Historically, the accident rate for military forces increases as they deploy into unfamiliar territory. Emotions run high, units tend to train more "realistically," crews are not operating in territory or under conditions they are used to. In such a state equipment tends to break down and personnel tend to be injured or killed more than when forces are homebased.

Maintenance of equipment becomes more expensive and problematic at deployed locations. Major and minor maintenance on equipment becomes more difficult. Depots exist half a world away, and industry technical representatives are not always immediately accessible. Equipment is fixed with what was brought with the force. If the proper tool or part is not available, the entire system remains unusable. Inefficient transportation practices are put into use to field important parts and ensure rapid repairs. Cost increases as the distance from the homebase increases for terrestrial forces. These costs are varied and span the spectrum of military requirements.

It can be argued that economic considerations would be of no import if the act of deploying forces deterred war. This would be true given an electorate fully cognitive of essential facts, and politicians willing to risk such an act. Given a situation where deployment of forces successfully deterred war, even though costs were high in men, equipment and treasure, it would be difficult to prove that it was simply the act of deploying such force which resulted in peace. In fact, such a situation seems much too simple. Even with deployed force, it remains the dynamic of diplomacy which results in peace. With US media coverage, the loss of treasure, men and equipment would be on the mind of Americans, even though peace may be at hand. However, if one considers military forces exist to fight, and fighting generally connotes deployment of US forces, and deployments generally connote economic losses, which are therefore accepted, this argument falls apart. In other words, a nation cares little of losing national treasure if forces are properly deployed and engaged with successful results.

The susceptibility of US terrestrial forces to attack, and therefore degradation or destruction, increases as the force deploys to a theater of operations. Forces are outside of the protective boundary afforded by US airspace and sea buffers and are nearer the enemy forces’ capability to strike. Terrorist or unconventional warfare forces can also attack with greater ease once US forces arrive in theater. As with economic considerations, as the distance increases away from home base, the military considerations of US forces increases. Both of these considerations affect US political considerations as well.
■ ■ ■ ■
TASK INSTRUCTIONS
**1)** Transcribe the stretch of the passage on military deployment from "Maintenance of equipment" through "of military requirements.".
**2)** According to the passage on military deployment, why does the susceptibility of US terrestrial forces to attack increase as they deploy to a theater of operations? Answer in one to three sentences.
**3)** In the passage on military deployment, where are depots said to exist relative to deployed locations?

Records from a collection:
■ ■ ■ ■
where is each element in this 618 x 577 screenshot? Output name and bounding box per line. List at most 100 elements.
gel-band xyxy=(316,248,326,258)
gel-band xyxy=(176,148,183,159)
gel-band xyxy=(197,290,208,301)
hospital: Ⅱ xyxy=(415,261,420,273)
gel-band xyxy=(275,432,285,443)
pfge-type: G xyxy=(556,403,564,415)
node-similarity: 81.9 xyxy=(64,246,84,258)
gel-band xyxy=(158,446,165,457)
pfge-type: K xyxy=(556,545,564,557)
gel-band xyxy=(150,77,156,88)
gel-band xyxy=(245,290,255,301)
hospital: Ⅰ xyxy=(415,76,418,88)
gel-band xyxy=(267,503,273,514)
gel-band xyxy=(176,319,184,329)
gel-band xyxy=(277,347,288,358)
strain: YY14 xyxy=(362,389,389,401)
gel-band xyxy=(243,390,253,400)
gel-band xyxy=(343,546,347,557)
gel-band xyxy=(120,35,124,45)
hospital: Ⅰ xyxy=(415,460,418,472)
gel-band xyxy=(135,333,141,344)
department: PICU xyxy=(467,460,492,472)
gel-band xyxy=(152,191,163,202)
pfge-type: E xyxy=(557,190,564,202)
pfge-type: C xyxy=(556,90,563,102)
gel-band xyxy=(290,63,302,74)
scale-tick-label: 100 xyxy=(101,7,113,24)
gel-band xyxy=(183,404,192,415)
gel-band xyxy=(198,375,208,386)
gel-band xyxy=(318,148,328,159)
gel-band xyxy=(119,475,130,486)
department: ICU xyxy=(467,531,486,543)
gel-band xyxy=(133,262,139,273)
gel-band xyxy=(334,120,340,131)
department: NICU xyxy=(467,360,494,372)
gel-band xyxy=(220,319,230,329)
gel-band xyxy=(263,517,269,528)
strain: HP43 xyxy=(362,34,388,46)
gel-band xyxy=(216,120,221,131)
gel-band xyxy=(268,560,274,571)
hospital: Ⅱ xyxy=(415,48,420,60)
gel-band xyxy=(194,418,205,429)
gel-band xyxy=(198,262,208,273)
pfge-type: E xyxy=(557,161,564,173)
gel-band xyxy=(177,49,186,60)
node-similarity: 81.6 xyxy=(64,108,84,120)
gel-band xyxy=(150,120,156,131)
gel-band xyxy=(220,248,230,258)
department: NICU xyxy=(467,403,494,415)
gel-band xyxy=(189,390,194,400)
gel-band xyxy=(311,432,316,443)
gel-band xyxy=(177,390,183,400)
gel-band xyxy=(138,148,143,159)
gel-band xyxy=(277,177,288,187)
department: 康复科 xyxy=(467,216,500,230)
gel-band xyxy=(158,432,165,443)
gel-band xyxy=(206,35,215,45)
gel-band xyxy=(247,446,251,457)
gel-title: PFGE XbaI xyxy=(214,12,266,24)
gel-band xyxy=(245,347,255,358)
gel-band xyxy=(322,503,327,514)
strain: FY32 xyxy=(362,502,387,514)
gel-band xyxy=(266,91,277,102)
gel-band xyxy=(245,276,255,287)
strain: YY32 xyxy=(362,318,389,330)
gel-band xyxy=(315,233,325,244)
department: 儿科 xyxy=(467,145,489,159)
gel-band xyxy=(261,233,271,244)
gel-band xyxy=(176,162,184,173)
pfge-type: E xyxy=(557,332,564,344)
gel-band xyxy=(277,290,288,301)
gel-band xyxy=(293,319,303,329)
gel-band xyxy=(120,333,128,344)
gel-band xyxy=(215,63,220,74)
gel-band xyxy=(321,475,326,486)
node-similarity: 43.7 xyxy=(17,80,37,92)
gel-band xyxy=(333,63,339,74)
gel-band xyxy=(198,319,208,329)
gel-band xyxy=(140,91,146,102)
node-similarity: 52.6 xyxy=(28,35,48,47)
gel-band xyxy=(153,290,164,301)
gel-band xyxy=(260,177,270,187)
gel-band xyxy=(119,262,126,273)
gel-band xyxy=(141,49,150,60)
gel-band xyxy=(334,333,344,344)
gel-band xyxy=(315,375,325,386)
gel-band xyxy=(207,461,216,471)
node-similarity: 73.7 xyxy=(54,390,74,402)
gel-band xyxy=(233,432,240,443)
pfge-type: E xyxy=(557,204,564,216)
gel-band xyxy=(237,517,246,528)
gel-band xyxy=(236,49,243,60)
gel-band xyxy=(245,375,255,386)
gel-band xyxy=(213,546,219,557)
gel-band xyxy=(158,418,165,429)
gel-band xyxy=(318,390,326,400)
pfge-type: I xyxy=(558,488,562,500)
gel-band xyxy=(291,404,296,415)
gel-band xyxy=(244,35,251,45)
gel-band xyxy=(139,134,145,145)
■ ■ ■ ■
ANSWERS TO THE PROBLEMS
**1)**
Maintenance of equipment becomes more expensive and problematic at deployed locations. Major and minor maintenance on equipment becomes more difficult. Depots exist half a world away, and industry technical representatives are not always immediately accessible. Equipment is fixed with what was brought with the force. If the proper tool or part is not available, the entire system remains unusable. Inefficient transportation practices are put into use to field important parts and ensure rapid repairs. Cost increases as the distance from the homebase increases for terrestrial forces. These costs are varied and span the spectrum of military requirements.

**2)** Deployed forces are outside the protective boundary of US airspace and sea buffers, and they are nearer to enemy forces' capability to strike. Terrorist or unconventional warfare forces can also attack them more easily once they arrive in theater.

**3)** Half a world away.